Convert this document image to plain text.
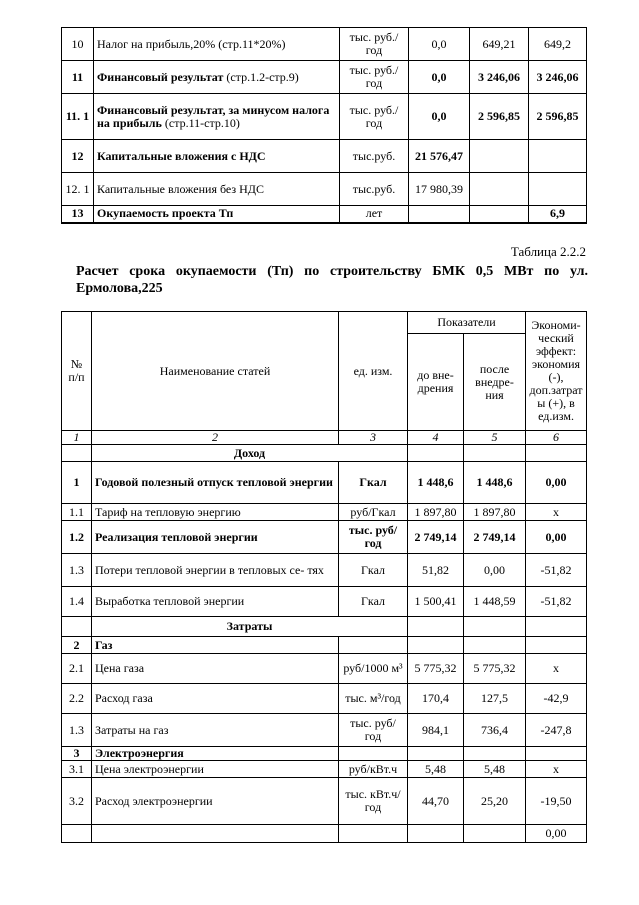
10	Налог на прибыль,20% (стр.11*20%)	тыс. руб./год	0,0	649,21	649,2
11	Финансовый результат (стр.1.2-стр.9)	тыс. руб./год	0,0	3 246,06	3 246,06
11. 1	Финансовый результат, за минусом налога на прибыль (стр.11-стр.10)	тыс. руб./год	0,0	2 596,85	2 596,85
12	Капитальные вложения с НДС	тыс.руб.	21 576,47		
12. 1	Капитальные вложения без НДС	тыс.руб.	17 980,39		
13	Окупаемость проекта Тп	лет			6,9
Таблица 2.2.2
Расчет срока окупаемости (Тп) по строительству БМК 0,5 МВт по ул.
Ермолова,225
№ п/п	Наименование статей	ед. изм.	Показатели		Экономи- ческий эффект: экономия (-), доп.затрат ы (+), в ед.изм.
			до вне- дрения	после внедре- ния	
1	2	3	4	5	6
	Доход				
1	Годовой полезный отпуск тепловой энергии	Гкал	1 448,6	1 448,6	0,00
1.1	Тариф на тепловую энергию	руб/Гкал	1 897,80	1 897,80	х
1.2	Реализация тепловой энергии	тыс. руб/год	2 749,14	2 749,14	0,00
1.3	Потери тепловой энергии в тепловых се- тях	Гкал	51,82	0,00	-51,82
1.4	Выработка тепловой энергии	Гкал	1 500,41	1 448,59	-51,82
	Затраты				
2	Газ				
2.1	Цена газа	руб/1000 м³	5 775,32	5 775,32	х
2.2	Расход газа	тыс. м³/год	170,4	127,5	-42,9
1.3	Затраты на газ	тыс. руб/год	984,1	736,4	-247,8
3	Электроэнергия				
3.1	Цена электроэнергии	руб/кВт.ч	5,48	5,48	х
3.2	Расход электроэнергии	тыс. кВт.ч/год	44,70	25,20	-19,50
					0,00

# # # # #

◆ GIVEN INSTRUCTION
Where a line of the data holds "вложения", show that line.

◆ COMPLETE ANSWER
12	Капитальные вложения с НДС	тыс.руб.	21 576,47		
12. 1	Капитальные вложения без НДС	тыс.руб.	17 980,39		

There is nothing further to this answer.